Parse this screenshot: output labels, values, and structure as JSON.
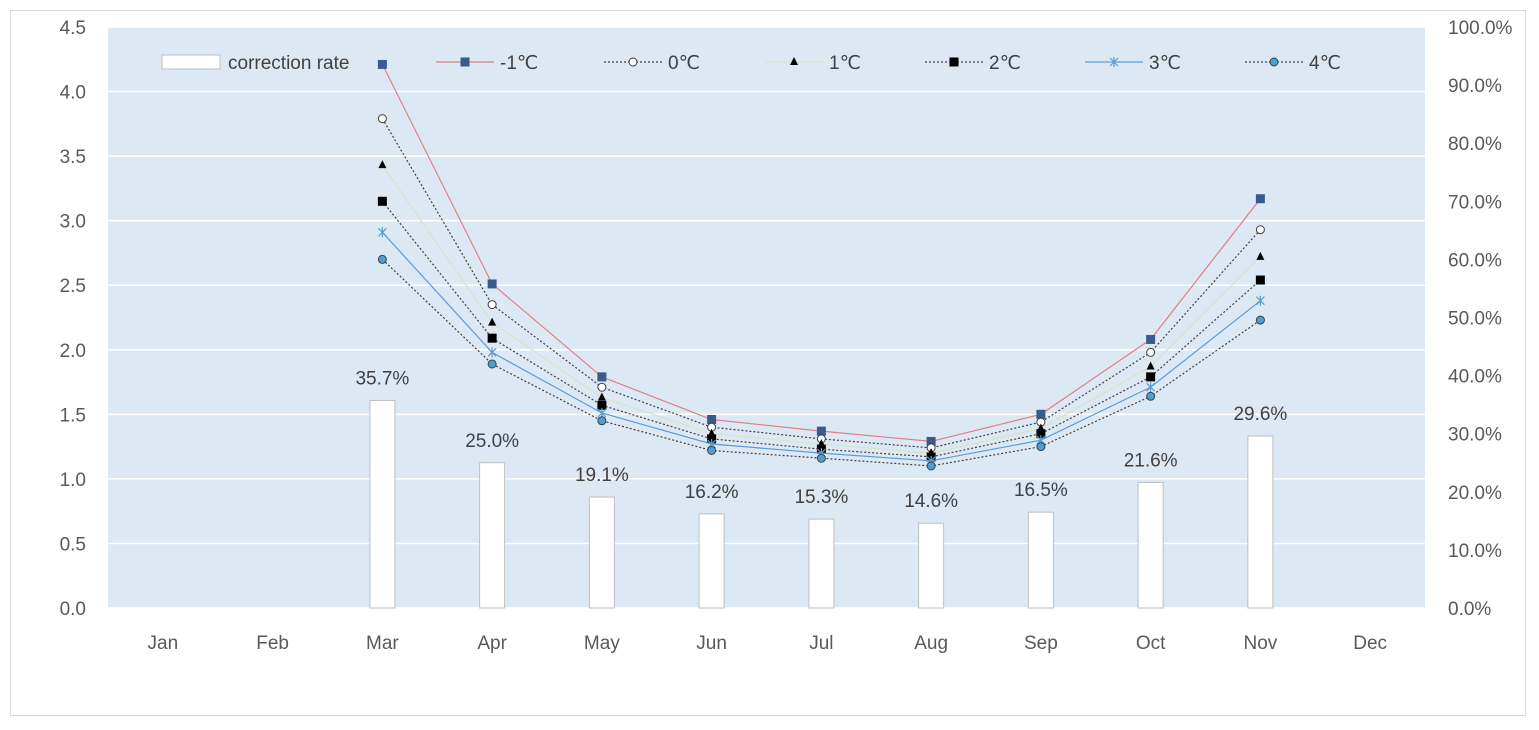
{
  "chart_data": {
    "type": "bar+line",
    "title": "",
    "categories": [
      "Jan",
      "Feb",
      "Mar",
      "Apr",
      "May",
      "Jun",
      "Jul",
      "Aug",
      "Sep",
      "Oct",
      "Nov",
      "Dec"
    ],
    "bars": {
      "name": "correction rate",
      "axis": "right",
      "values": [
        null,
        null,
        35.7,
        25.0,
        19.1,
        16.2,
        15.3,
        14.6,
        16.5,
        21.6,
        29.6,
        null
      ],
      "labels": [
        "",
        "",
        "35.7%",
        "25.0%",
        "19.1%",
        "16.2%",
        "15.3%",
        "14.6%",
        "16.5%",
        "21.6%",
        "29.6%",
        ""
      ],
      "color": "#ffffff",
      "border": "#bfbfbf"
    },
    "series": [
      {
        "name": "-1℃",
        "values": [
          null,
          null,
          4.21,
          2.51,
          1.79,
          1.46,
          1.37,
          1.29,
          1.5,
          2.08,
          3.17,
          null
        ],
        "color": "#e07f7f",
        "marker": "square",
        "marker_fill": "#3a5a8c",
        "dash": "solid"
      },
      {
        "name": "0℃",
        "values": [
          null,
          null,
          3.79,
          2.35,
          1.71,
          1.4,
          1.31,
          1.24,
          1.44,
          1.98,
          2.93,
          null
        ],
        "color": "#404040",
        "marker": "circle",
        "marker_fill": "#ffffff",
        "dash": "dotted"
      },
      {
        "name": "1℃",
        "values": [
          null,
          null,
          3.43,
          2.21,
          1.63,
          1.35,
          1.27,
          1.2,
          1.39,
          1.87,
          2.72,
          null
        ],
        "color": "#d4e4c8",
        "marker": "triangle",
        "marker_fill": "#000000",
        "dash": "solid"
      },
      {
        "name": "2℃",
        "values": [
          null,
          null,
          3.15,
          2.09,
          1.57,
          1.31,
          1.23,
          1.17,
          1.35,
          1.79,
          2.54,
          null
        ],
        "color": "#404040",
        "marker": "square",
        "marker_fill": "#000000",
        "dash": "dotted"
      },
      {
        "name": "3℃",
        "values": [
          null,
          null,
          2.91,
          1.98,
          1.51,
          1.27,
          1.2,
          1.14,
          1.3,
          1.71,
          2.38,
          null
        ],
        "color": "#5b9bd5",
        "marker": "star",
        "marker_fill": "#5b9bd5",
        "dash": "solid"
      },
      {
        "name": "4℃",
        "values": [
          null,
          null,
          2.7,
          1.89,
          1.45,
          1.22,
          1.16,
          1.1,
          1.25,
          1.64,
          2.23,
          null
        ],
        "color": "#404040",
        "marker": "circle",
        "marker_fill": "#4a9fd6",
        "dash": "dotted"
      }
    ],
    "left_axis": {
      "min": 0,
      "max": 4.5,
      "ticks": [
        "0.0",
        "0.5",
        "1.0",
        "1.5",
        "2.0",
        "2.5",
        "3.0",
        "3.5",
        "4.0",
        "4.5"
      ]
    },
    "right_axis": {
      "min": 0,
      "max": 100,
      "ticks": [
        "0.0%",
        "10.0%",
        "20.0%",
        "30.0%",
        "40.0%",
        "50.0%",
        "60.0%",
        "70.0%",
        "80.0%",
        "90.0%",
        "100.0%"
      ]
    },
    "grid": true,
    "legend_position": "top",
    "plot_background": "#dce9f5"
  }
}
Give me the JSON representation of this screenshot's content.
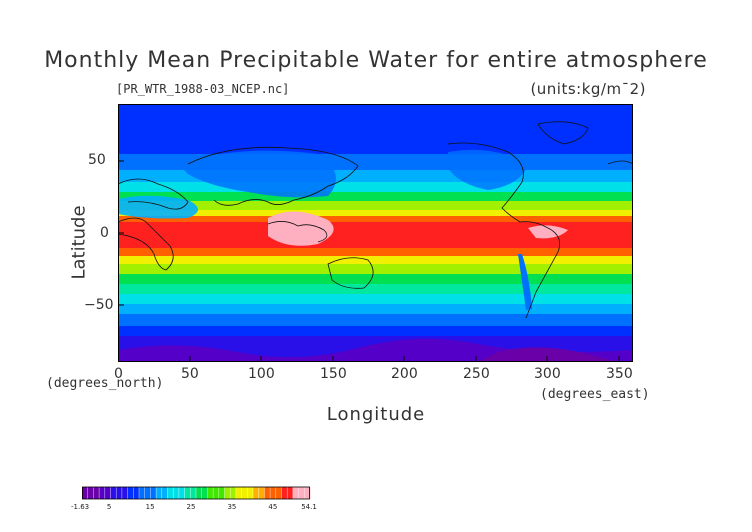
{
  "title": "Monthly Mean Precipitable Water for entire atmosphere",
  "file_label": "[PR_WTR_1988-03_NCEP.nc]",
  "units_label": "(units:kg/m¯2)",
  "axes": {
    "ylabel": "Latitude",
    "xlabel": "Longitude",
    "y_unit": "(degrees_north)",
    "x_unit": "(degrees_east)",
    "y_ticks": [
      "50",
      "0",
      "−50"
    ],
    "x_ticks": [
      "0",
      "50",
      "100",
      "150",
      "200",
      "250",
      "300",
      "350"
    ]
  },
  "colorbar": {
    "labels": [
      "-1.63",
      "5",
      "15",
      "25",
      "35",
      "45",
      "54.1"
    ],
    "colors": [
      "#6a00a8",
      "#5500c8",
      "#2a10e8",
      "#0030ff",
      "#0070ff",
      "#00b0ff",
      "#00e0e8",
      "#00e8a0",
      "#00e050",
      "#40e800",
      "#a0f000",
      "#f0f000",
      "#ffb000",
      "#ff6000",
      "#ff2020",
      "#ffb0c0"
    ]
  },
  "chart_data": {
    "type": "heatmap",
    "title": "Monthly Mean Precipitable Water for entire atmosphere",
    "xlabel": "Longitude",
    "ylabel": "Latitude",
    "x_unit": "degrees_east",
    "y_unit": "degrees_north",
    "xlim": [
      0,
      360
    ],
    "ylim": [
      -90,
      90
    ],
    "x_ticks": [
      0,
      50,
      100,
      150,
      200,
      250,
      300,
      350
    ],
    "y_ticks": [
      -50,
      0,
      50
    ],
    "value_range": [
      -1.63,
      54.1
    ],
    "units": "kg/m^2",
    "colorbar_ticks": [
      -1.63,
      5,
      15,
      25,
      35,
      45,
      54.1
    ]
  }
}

++++++

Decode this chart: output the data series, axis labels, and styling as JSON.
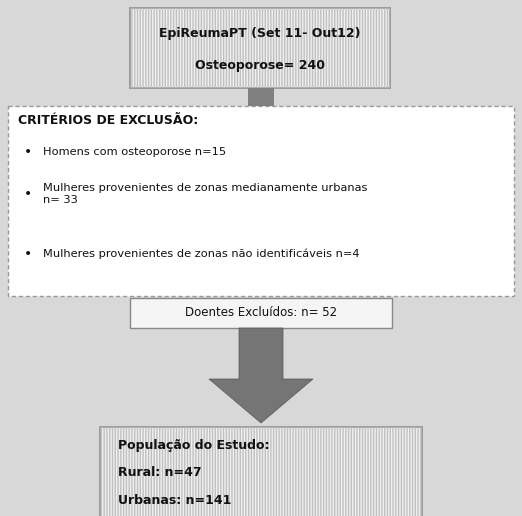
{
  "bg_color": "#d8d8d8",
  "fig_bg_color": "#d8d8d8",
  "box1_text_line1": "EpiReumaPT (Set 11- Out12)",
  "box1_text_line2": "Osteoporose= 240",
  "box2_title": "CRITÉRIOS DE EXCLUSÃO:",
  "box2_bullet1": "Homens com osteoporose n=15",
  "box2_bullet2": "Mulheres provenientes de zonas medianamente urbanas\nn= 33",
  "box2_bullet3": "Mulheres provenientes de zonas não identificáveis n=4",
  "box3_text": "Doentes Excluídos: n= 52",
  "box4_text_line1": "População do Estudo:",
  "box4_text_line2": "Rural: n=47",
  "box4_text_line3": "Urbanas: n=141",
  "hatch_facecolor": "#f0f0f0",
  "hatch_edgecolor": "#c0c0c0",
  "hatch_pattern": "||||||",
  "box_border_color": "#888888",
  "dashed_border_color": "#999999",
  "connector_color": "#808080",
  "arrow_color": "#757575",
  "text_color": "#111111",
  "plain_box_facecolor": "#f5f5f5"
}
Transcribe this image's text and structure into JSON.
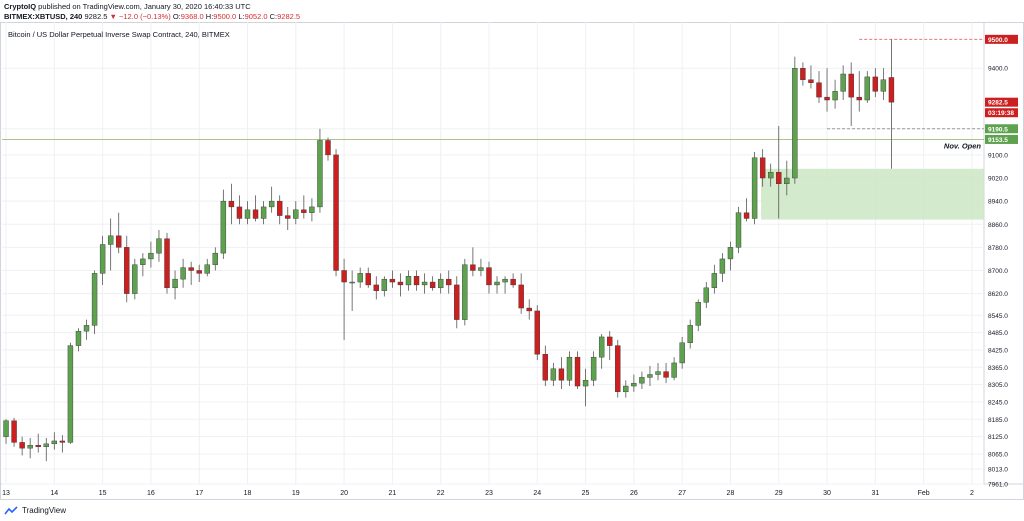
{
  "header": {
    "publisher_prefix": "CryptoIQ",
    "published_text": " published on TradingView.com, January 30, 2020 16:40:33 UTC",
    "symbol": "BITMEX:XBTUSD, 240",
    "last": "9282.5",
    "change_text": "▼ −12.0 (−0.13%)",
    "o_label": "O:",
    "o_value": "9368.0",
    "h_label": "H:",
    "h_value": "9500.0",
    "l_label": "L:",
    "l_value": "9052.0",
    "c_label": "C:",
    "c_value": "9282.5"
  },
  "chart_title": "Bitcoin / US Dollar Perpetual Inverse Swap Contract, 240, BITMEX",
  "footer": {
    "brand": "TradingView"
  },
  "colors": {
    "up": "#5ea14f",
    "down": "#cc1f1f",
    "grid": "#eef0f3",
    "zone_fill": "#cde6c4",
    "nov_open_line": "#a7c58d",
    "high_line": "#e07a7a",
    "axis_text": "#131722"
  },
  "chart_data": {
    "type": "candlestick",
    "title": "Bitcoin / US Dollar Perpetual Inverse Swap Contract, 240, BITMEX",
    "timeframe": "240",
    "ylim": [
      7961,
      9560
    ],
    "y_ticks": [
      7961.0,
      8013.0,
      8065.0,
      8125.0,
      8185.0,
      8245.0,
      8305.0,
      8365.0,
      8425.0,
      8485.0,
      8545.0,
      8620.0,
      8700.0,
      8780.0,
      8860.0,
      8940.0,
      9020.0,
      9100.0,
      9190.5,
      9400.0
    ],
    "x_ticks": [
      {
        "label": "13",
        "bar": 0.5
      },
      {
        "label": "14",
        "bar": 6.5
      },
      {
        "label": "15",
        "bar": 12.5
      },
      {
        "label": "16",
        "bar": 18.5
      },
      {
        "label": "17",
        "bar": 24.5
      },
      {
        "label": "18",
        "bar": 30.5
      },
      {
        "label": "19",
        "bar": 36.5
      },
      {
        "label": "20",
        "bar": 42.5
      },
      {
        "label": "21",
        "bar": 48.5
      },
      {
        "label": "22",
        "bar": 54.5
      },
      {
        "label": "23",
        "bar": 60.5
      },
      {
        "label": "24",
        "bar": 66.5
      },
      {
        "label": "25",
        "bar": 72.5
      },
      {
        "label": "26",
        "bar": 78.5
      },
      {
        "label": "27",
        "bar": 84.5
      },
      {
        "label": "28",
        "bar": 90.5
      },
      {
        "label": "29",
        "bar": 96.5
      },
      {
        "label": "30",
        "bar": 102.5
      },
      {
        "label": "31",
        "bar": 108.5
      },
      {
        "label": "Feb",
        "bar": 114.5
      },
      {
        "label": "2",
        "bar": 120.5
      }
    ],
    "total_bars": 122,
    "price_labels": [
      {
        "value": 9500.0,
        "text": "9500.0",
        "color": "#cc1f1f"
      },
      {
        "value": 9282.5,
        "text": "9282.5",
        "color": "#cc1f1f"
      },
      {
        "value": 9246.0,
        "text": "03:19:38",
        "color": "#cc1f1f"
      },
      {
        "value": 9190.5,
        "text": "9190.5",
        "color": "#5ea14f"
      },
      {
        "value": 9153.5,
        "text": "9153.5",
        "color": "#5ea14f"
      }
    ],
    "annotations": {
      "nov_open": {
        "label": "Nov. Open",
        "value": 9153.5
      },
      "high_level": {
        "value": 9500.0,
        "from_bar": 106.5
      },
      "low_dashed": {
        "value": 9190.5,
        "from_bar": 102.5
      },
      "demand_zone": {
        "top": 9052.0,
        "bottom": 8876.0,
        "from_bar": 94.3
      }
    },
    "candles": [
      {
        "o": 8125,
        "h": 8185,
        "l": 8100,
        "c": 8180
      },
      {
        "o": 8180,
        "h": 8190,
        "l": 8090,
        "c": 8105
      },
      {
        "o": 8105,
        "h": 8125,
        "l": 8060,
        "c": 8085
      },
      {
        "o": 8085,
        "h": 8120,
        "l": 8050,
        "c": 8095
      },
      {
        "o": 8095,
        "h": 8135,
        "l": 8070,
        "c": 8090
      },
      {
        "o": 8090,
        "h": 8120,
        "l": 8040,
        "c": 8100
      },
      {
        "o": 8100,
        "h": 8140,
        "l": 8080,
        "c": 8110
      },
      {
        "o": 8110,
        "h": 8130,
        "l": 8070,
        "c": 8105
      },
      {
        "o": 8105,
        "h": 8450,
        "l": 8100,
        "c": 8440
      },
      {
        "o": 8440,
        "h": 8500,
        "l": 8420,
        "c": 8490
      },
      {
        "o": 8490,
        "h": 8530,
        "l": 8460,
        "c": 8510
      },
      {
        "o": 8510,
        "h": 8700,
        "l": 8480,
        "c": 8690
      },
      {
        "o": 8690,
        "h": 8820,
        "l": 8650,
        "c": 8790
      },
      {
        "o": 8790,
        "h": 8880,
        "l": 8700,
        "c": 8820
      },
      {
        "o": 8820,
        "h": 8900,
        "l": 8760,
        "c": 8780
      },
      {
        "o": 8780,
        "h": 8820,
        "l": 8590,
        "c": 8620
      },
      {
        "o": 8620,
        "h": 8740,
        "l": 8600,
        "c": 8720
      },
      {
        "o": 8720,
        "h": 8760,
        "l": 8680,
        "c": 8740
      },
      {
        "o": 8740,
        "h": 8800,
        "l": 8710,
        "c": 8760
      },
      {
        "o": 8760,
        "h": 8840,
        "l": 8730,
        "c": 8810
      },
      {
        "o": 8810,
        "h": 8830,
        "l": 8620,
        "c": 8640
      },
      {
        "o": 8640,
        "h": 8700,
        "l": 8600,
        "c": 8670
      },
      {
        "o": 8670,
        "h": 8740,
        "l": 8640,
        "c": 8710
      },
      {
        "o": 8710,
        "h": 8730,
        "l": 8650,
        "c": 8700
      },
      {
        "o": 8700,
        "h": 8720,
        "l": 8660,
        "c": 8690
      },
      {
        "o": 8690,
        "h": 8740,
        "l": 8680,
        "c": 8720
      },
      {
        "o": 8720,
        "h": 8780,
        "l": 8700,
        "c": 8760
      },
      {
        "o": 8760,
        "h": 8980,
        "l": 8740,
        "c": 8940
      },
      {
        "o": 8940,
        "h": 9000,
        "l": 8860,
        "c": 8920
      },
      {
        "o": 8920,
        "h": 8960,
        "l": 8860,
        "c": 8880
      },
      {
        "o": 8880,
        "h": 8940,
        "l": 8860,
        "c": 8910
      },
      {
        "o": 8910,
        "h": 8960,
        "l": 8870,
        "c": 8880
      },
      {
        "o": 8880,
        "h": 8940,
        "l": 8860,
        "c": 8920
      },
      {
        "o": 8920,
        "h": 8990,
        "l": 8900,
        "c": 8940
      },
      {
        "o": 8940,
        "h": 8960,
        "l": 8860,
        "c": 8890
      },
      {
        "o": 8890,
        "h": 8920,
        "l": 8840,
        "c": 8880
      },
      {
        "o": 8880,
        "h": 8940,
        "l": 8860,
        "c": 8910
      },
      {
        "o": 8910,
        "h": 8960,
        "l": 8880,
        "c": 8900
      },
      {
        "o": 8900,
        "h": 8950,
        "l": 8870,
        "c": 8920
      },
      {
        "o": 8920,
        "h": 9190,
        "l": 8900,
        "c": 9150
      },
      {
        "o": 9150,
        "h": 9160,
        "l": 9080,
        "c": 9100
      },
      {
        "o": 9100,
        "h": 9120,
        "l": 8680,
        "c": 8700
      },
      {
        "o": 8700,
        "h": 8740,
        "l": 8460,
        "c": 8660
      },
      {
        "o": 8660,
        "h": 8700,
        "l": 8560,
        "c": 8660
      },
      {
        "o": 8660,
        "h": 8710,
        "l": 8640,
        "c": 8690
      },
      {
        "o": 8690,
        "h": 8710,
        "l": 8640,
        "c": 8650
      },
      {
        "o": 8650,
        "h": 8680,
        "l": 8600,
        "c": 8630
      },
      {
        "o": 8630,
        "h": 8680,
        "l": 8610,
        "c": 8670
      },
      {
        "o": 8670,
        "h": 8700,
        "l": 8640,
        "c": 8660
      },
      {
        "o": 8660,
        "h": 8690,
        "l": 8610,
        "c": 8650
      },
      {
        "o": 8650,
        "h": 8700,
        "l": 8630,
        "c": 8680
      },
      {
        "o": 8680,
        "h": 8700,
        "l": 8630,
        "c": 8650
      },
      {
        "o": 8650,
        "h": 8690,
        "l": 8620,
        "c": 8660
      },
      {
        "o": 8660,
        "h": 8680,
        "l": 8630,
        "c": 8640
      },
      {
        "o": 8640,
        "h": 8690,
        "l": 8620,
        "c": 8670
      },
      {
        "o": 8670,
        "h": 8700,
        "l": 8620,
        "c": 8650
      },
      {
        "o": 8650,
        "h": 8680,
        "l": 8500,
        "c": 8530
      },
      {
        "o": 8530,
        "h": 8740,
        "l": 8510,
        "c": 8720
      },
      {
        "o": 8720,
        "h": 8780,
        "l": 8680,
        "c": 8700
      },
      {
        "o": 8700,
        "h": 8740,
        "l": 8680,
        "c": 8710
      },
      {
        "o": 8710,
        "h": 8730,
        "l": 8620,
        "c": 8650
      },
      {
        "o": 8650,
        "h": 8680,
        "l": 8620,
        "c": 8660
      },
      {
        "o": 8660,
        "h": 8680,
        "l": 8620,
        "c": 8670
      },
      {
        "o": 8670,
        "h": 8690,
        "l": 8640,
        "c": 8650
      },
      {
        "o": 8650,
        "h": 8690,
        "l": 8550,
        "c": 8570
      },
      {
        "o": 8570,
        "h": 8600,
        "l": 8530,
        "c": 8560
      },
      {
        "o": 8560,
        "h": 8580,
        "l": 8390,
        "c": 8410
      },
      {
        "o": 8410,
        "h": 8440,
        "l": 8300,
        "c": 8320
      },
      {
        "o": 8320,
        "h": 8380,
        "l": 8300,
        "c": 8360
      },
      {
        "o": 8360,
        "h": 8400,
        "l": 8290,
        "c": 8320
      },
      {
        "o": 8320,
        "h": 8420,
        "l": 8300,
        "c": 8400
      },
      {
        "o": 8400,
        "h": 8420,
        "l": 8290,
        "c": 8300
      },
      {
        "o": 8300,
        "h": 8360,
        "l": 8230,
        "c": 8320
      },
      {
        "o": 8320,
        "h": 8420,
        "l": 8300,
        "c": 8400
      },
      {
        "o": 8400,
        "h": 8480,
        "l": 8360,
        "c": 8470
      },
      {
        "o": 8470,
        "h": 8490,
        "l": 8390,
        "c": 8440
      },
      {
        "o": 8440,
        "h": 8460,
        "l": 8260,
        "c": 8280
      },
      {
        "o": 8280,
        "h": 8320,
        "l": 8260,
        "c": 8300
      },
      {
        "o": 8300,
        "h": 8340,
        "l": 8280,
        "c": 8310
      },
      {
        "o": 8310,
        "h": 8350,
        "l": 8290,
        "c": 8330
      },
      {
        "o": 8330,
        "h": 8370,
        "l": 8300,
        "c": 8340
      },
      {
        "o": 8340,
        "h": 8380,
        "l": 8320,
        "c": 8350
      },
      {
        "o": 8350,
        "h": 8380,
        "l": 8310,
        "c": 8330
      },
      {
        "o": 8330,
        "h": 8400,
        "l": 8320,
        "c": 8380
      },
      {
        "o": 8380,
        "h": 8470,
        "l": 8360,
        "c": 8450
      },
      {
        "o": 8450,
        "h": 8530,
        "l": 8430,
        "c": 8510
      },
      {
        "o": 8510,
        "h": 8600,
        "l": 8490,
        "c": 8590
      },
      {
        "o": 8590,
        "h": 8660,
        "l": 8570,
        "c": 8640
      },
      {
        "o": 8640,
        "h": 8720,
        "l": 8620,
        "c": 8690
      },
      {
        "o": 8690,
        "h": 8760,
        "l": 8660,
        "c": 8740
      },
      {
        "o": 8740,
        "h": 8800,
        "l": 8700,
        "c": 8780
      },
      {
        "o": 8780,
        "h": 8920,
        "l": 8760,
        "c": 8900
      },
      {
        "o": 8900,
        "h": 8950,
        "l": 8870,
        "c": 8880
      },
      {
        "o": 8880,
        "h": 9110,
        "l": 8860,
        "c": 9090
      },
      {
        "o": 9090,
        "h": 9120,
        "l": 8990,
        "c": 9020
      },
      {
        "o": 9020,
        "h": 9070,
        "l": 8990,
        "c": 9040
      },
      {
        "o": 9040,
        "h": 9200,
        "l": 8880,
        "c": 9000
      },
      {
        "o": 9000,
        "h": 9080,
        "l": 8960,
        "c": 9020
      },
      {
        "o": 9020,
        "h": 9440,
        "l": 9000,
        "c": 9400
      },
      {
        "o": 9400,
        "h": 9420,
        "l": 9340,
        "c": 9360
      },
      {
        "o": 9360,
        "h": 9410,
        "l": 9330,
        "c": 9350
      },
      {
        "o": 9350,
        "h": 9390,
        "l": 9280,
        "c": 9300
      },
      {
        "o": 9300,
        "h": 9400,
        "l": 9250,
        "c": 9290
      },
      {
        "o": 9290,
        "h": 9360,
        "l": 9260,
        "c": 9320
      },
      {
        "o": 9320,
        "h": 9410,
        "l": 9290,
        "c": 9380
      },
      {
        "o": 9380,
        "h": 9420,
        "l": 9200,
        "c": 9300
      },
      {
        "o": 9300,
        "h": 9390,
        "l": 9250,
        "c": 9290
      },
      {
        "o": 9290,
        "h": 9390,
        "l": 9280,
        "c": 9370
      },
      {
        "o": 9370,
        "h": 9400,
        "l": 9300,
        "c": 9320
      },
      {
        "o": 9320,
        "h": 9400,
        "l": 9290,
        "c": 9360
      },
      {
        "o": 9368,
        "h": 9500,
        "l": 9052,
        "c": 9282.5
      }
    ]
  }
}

++++++

**PROBLEM:**
Return every line holding the word "atmosphere" from the records.

**EXERCISE SOLUTION:**
  "title": "Monthly Mean Precipitable Water for entire atmosphere",
    "title": "Monthly Mean Precipitable Water for entire atmosphere",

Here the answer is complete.